--- Task input ---
%%

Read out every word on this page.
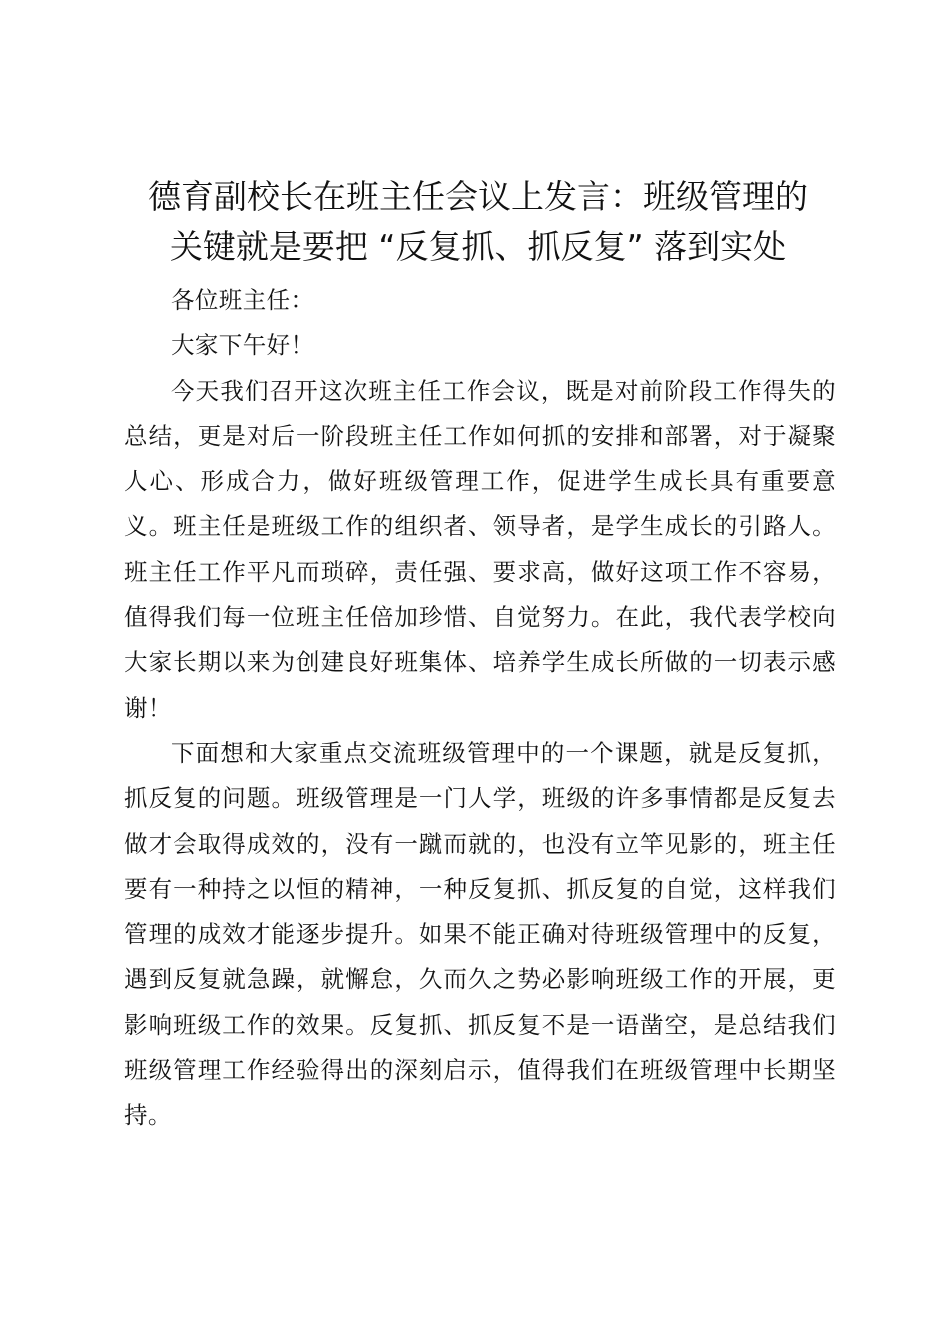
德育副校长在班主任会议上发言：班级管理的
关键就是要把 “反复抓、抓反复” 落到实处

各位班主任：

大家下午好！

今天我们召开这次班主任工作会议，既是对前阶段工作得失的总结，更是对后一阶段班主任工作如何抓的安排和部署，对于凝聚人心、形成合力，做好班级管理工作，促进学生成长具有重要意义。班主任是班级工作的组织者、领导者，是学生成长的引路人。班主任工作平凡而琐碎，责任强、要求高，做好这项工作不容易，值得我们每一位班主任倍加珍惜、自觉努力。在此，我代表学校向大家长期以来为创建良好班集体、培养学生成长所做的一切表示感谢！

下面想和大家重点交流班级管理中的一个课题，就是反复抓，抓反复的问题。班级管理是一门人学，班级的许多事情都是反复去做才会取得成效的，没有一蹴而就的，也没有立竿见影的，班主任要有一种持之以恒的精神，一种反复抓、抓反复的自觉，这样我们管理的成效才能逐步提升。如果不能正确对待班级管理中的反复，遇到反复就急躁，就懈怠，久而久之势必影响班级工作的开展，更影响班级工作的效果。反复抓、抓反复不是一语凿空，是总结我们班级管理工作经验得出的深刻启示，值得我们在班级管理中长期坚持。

%%
%%

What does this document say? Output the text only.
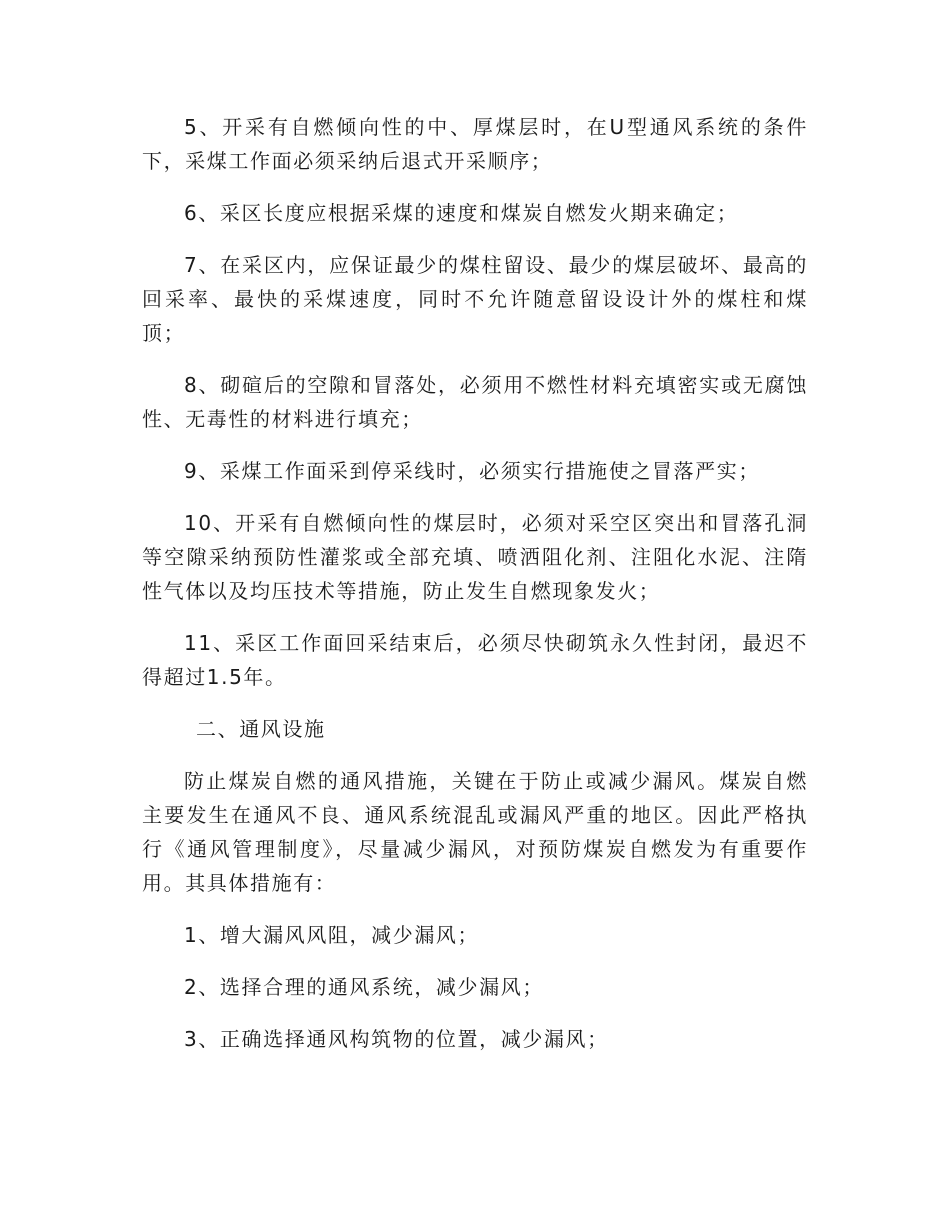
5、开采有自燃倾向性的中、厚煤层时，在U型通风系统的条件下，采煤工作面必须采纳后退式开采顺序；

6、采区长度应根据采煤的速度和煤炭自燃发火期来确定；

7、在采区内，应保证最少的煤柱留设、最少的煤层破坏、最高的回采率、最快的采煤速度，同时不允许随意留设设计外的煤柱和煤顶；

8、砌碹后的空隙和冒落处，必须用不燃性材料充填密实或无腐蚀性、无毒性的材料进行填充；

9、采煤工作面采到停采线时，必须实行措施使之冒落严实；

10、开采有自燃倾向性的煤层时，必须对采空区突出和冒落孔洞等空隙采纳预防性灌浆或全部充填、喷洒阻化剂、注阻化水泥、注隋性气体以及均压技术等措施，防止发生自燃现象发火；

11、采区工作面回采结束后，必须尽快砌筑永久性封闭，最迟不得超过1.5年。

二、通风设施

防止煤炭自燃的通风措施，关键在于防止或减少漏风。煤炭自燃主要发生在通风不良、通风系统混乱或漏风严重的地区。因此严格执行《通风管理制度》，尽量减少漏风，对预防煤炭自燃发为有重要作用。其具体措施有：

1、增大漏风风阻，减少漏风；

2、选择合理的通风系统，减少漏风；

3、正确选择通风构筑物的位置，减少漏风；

%%
%%

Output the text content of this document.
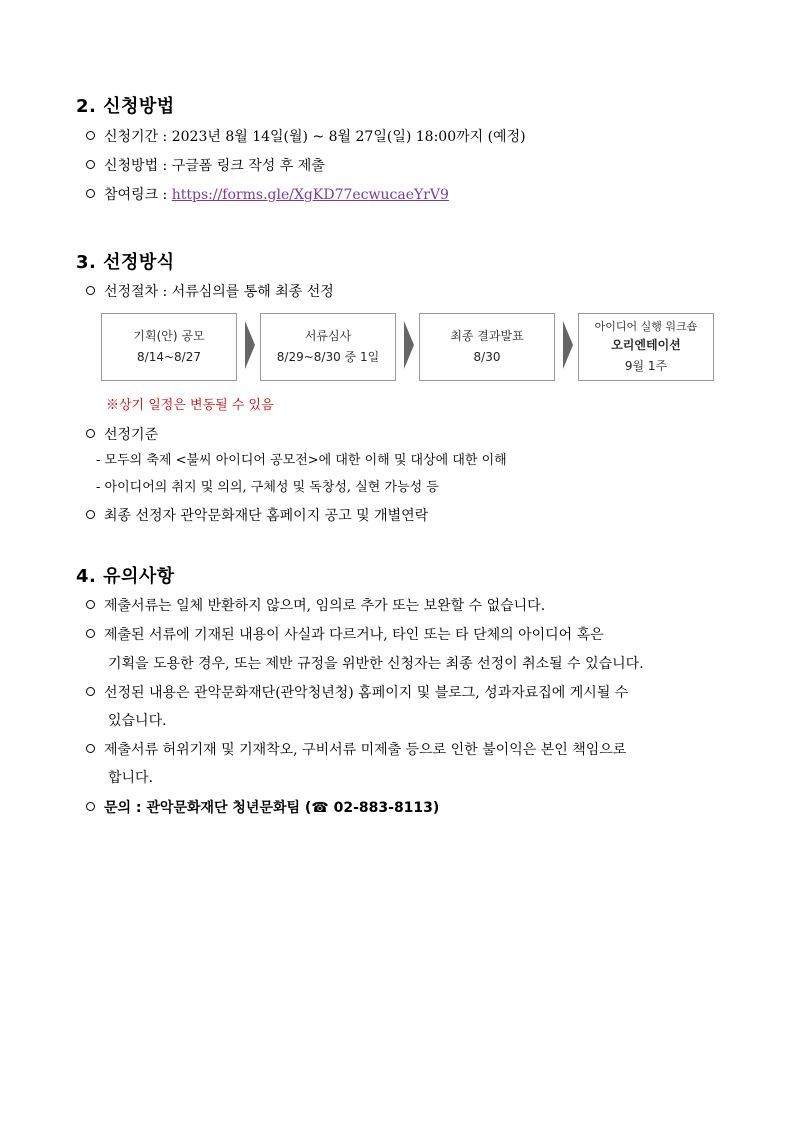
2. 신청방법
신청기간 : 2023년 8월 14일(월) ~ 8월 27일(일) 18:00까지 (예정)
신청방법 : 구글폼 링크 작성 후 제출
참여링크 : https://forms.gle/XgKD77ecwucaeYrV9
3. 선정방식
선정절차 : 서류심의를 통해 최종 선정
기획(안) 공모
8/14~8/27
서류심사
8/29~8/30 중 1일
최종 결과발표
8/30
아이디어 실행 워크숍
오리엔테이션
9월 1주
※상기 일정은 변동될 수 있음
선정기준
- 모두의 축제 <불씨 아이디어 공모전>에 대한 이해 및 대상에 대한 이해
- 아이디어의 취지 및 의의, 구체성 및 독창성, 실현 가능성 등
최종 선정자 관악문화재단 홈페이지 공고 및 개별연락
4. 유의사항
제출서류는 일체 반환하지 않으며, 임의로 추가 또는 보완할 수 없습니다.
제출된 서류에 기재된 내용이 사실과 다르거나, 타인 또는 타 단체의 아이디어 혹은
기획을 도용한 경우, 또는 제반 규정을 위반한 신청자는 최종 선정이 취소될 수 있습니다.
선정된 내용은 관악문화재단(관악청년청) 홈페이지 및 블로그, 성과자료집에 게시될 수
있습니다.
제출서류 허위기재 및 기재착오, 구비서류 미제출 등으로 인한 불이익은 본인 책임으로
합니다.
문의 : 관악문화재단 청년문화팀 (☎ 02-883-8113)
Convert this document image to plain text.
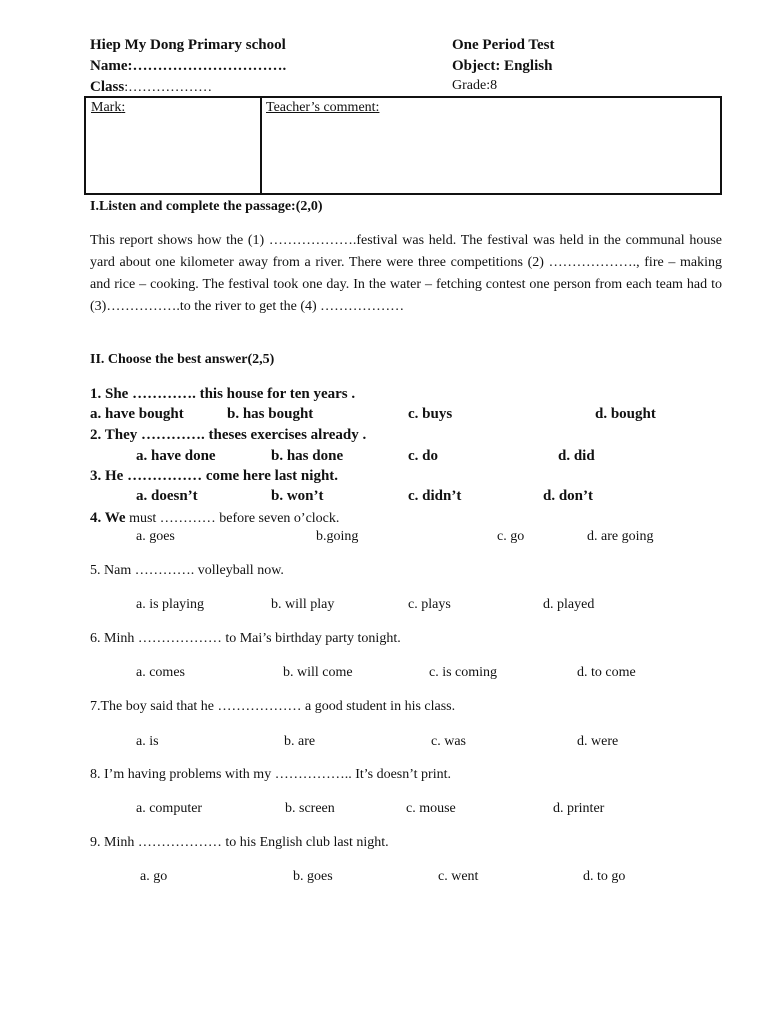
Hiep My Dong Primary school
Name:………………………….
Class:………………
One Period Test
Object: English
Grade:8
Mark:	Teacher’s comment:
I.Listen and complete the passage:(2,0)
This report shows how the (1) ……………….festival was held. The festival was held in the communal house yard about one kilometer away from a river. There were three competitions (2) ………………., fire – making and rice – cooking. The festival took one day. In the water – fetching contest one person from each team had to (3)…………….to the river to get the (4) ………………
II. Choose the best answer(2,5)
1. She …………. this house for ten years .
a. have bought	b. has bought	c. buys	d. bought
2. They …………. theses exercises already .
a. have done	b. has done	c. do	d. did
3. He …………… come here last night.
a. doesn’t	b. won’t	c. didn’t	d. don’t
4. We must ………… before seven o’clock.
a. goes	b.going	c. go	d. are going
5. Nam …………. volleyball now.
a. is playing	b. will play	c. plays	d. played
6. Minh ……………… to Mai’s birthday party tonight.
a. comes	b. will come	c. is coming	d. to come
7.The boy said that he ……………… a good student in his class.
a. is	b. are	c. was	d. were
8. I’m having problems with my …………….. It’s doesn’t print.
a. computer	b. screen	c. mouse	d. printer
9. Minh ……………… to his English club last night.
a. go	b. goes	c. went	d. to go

%%

--- Instructions to follow ---
Using the listing above, pick out each line that contains the word "will", then copy it.

--- Response ---
a. is playing	b. will play	c. plays	d. played
a. comes	b. will come	c. is coming	d. to come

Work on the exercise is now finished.